Records from a collection of figures:
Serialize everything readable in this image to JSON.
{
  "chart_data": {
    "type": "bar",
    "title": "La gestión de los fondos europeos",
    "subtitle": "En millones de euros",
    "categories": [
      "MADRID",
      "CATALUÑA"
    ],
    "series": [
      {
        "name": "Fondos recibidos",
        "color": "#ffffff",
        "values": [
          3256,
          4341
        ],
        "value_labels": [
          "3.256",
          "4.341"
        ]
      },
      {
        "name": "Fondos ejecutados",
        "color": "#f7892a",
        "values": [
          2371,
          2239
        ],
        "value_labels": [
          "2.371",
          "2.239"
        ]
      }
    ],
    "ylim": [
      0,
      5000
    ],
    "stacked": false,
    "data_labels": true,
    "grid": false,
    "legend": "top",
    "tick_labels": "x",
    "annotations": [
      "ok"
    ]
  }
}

* Your goal: Go through the data and return every record exactly.

* Task result:
Serialize everything readable in this image to JSON.
{
  "chart_data": {
    "type": "bar",
    "title": "La gestión de los fondos europeos",
    "subtitle": "En millones de euros",
    "categories": [
      "MADRID",
      "CATALUÑA"
    ],
    "series": [
      {
        "name": "Fondos recibidos",
        "color": "#ffffff",
        "values": [
          3256,
          4341
        ],
        "value_labels": [
          "3.256",
          "4.341"
        ]
      },
      {
        "name": "Fondos ejecutados",
        "color": "#f7892a",
        "values": [
          2371,
          2239
        ],
        "value_labels": [
          "2.371",
          "2.239"
        ]
      }
    ],
    "ylim": [
      0,
      5000
    ],
    "stacked": false,
    "data_labels": true,
    "grid": false,
    "legend": "top",
    "tick_labels": "x",
    "annotations": [
      "ok"
    ]
  }
}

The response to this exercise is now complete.